To do. Copy out all the entries word for word.
□ □ □ □ □ □ □
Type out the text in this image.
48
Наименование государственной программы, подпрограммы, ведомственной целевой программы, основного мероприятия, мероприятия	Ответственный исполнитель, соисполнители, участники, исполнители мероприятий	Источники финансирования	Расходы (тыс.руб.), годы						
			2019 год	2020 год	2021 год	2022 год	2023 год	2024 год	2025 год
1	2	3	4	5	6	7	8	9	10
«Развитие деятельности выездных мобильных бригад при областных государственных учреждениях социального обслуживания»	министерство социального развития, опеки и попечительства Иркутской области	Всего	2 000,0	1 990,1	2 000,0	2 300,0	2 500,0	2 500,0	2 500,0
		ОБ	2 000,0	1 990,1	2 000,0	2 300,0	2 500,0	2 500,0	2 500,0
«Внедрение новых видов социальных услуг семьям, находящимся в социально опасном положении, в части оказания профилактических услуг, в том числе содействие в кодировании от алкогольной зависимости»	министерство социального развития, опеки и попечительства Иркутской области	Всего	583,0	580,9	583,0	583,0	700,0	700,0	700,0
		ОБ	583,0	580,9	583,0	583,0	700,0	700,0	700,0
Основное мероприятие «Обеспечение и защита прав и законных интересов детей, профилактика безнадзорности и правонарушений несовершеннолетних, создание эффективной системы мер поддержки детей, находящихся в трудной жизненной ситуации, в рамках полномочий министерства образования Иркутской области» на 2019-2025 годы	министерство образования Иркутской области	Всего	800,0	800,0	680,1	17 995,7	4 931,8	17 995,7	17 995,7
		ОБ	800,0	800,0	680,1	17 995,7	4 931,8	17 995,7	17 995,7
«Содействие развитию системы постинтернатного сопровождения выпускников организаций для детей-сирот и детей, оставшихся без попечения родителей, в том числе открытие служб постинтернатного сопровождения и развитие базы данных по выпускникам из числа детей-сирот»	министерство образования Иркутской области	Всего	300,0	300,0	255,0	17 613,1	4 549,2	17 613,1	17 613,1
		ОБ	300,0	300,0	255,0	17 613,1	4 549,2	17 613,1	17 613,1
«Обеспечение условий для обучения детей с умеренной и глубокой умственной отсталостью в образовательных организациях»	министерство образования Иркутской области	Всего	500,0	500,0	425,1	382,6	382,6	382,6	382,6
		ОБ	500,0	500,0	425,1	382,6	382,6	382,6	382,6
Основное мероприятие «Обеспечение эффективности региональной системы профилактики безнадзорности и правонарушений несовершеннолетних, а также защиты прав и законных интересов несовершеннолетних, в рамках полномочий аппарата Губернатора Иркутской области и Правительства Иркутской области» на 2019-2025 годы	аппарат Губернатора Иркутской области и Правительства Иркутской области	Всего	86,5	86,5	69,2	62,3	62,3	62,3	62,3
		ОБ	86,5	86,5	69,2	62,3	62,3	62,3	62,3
□ □ □ □ □ □ □
Final result.
Type out the text in this image.
48
Наименование государственной программы, подпрограммы, ведомственной целевой программы, основного мероприятия, мероприятия	Ответственный исполнитель, соисполнители, участники, исполнители мероприятий	Источники финансирования	Расходы (тыс.руб.), годы						
			2019 год	2020 год	2021 год	2022 год	2023 год	2024 год	2025 год
1	2	3	4	5	6	7	8	9	10
«Развитие деятельности выездных мобильных бригад при областных государственных учреждениях социального обслуживания»	министерство социального развития, опеки и попечительства Иркутской области	Всего	2 000,0	1 990,1	2 000,0	2 300,0	2 500,0	2 500,0	2 500,0
		ОБ	2 000,0	1 990,1	2 000,0	2 300,0	2 500,0	2 500,0	2 500,0
«Внедрение новых видов социальных услуг семьям, находящимся в социально опасном положении, в части оказания профилактических услуг, в том числе содействие в кодировании от алкогольной зависимости»	министерство социального развития, опеки и попечительства Иркутской области	Всего	583,0	580,9	583,0	583,0	700,0	700,0	700,0
		ОБ	583,0	580,9	583,0	583,0	700,0	700,0	700,0
Основное мероприятие «Обеспечение и защита прав и законных интересов детей, профилактика безнадзорности и правонарушений несовершеннолетних, создание эффективной системы мер поддержки детей, находящихся в трудной жизненной ситуации, в рамках полномочий министерства образования Иркутской области» на 2019-2025 годы	министерство образования Иркутской области	Всего	800,0	800,0	680,1	17 995,7	4 931,8	17 995,7	17 995,7
		ОБ	800,0	800,0	680,1	17 995,7	4 931,8	17 995,7	17 995,7
«Содействие развитию системы постинтернатного сопровождения выпускников организаций для детей-сирот и детей, оставшихся без попечения родителей, в том числе открытие служб постинтернатного сопровождения и развитие базы данных по выпускникам из числа детей-сирот»	министерство образования Иркутской области	Всего	300,0	300,0	255,0	17 613,1	4 549,2	17 613,1	17 613,1
		ОБ	300,0	300,0	255,0	17 613,1	4 549,2	17 613,1	17 613,1
«Обеспечение условий для обучения детей с умеренной и глубокой умственной отсталостью в образовательных организациях»	министерство образования Иркутской области	Всего	500,0	500,0	425,1	382,6	382,6	382,6	382,6
		ОБ	500,0	500,0	425,1	382,6	382,6	382,6	382,6
Основное мероприятие «Обеспечение эффективности региональной системы профилактики безнадзорности и правонарушений несовершеннолетних, а также защиты прав и законных интересов несовершеннолетних, в рамках полномочий аппарата Губернатора Иркутской области и Правительства Иркутской области» на 2019-2025 годы	аппарат Губернатора Иркутской области и Правительства Иркутской области	Всего	86,5	86,5	69,2	62,3	62,3	62,3	62,3
		ОБ	86,5	86,5	69,2	62,3	62,3	62,3	62,3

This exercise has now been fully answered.